* Détails de la tâche
D'après le passage extrait sur le procès UberPop, devant quel tribunal ce procès s'est-il ouvert le jeudi 11 février ?

* Passage extrait
UberPop : première journée de procès
Le procès d'Uber France et de deux dirigeants, poursuivis pour l'application controversée de transports payants entre particuliers UberPOP, suspendue depuis le mois de juillet par le géant américain, s'est ouvert ce jeudi 11 février devant le tribunal correctionnel de Paris.
Uber France, son directeur général Thibaud Simphal et le directeur d'Uber pour l'Europe de l'Ouest à l'époque des faits, Pierre-Dimitri Gore-Coty, sont poursuivis notamment pour "organisation illégale d'un système de mise en relation de clients avec des personnes qui se livrent au transport routier de personnes à titre onéreux" sans être une entreprise de transport, un taxi ou un VTC, infraction prévue par la loi Thévenoud du 1er octobre 2014. Le Conseil a confirmé l'interdiction d'UberPop le 22 septembre dernier.

* Enregistrements de données
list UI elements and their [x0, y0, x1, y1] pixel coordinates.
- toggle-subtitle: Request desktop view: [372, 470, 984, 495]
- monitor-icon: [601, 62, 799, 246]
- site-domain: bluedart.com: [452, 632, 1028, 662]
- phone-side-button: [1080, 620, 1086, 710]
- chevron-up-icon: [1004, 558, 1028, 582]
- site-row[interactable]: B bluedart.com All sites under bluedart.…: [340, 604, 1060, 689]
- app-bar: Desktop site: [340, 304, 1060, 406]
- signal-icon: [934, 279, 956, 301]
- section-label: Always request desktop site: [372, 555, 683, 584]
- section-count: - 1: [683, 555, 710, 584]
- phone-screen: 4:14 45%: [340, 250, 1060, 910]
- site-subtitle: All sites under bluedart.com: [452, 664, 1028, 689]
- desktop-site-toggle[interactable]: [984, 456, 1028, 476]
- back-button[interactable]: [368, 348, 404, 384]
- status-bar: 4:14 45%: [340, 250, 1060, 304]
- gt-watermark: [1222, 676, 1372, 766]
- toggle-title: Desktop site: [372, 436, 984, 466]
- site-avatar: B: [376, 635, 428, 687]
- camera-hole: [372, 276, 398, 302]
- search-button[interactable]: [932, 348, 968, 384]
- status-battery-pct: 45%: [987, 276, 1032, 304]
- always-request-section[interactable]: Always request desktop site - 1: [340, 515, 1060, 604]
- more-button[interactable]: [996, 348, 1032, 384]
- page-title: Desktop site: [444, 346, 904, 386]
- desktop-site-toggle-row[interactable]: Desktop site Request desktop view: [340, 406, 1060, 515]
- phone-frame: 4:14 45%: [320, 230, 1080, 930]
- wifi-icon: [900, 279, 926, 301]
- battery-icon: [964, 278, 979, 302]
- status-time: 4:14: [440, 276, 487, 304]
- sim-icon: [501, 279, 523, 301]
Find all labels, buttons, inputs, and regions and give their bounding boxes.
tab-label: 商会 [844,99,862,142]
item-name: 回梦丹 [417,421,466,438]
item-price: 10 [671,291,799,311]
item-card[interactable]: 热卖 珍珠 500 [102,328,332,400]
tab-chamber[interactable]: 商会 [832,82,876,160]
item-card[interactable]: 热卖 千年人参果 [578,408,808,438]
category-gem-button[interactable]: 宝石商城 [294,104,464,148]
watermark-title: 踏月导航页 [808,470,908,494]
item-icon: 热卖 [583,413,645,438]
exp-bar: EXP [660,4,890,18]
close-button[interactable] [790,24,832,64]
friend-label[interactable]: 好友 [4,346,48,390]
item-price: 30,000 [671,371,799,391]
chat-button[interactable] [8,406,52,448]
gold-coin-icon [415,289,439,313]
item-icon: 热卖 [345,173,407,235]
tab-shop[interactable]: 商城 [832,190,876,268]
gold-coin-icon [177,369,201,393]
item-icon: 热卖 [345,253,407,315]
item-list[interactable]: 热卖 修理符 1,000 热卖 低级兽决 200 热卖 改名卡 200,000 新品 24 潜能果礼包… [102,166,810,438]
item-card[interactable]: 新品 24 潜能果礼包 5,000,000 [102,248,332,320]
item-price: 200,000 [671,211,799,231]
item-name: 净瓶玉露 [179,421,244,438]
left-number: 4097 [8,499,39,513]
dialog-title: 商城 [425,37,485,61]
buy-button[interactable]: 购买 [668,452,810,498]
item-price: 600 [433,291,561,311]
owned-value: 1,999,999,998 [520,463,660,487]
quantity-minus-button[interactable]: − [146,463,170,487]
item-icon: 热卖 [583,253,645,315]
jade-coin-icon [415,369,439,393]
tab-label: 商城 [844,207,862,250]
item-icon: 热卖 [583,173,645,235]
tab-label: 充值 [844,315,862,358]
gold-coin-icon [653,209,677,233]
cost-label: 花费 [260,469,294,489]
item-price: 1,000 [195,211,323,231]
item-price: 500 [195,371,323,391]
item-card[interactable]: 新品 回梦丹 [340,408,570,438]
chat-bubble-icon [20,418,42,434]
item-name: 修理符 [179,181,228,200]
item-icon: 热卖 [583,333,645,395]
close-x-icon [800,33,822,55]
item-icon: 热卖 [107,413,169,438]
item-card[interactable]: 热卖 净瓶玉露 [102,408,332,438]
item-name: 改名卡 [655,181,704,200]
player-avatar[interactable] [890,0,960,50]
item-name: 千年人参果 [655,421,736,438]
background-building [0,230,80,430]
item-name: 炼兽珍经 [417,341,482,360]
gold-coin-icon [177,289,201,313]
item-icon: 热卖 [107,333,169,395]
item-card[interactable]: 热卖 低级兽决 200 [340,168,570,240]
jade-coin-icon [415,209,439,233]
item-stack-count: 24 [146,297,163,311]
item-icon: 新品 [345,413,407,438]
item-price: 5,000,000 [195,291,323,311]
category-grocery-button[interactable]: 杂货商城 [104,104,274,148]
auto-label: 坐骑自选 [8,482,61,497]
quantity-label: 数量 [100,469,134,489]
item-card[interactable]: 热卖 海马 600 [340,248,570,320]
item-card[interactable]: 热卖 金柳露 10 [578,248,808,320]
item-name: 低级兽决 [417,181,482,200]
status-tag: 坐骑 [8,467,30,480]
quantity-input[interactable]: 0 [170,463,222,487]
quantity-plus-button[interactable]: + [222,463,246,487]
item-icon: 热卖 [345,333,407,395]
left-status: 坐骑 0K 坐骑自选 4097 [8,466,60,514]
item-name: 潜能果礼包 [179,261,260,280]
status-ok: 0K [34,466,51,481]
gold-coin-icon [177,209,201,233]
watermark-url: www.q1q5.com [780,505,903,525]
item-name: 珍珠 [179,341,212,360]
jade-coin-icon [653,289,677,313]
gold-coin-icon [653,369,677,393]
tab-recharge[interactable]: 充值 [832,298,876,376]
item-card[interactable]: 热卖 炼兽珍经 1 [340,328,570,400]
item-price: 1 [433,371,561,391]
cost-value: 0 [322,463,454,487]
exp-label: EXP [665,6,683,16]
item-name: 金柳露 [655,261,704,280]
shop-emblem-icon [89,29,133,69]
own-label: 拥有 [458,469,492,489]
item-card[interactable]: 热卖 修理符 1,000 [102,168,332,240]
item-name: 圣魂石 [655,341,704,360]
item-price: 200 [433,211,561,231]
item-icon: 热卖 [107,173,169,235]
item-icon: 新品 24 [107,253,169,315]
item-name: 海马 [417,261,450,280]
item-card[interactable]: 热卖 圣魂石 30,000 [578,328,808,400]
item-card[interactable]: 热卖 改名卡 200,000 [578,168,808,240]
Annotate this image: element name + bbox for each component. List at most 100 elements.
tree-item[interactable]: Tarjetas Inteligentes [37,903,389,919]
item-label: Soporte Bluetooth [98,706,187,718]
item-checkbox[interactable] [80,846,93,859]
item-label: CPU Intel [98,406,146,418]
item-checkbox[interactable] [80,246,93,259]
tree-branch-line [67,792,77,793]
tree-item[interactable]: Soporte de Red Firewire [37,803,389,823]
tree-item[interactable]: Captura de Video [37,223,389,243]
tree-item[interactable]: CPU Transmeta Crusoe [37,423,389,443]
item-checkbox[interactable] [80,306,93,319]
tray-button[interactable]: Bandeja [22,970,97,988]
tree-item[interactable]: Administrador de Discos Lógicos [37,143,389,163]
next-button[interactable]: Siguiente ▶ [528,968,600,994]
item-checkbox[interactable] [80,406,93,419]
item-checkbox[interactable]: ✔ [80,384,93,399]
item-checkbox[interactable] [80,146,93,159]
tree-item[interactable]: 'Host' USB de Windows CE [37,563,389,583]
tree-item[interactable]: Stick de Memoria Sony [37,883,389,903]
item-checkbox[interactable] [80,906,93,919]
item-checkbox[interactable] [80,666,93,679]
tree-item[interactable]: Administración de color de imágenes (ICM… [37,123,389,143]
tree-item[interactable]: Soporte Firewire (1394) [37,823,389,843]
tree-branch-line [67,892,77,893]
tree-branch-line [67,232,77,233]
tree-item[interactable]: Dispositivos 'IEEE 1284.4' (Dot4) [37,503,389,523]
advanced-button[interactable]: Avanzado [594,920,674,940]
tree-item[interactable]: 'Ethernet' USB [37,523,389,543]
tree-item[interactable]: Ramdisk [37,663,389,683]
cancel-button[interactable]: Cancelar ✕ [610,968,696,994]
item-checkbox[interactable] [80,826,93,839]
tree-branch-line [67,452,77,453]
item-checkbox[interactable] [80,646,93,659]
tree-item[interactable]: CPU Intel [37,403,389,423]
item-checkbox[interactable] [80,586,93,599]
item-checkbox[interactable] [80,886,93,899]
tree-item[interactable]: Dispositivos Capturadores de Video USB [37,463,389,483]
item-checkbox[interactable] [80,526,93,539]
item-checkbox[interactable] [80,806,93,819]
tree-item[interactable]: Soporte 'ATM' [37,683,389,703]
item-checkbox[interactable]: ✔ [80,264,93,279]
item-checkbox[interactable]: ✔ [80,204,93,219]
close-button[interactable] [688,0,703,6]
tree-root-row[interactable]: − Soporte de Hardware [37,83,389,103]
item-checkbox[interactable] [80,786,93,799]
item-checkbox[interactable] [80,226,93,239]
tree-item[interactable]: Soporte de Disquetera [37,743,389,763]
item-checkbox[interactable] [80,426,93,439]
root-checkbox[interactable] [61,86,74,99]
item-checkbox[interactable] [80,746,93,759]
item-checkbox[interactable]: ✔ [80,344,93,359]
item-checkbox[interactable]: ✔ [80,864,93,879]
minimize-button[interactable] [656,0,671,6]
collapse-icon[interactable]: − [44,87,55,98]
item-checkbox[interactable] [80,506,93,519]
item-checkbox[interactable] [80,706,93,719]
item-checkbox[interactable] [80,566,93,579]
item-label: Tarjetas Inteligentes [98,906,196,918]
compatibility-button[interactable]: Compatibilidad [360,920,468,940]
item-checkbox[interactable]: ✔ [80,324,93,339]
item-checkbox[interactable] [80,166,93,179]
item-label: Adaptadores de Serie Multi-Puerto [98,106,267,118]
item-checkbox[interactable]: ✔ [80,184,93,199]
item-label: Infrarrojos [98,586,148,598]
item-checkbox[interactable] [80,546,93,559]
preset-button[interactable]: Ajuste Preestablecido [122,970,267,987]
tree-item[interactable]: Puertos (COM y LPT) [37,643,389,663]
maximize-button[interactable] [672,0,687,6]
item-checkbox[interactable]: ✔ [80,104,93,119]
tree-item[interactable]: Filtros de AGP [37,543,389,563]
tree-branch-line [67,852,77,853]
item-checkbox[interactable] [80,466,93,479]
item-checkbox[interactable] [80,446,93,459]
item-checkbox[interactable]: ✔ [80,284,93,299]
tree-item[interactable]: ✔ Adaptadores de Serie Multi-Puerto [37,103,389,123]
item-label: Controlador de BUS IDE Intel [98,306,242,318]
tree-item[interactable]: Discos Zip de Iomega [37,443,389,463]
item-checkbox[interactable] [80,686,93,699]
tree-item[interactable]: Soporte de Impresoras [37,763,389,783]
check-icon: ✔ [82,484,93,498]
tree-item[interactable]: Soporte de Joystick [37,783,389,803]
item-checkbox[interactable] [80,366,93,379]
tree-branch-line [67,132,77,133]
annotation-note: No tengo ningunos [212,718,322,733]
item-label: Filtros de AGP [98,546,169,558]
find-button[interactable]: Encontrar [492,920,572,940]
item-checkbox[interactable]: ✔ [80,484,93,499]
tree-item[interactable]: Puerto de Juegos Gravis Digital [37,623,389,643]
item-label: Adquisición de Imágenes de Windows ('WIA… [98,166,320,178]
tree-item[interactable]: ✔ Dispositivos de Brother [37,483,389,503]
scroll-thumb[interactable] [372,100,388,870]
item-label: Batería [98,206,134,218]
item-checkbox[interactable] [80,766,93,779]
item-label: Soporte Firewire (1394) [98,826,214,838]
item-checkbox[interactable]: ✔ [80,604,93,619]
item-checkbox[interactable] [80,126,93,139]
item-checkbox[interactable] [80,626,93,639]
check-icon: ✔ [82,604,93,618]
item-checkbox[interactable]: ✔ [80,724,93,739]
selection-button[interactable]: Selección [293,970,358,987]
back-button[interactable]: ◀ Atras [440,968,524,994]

* Tâche accomplie
Devant le tribunal correctionnel de Paris.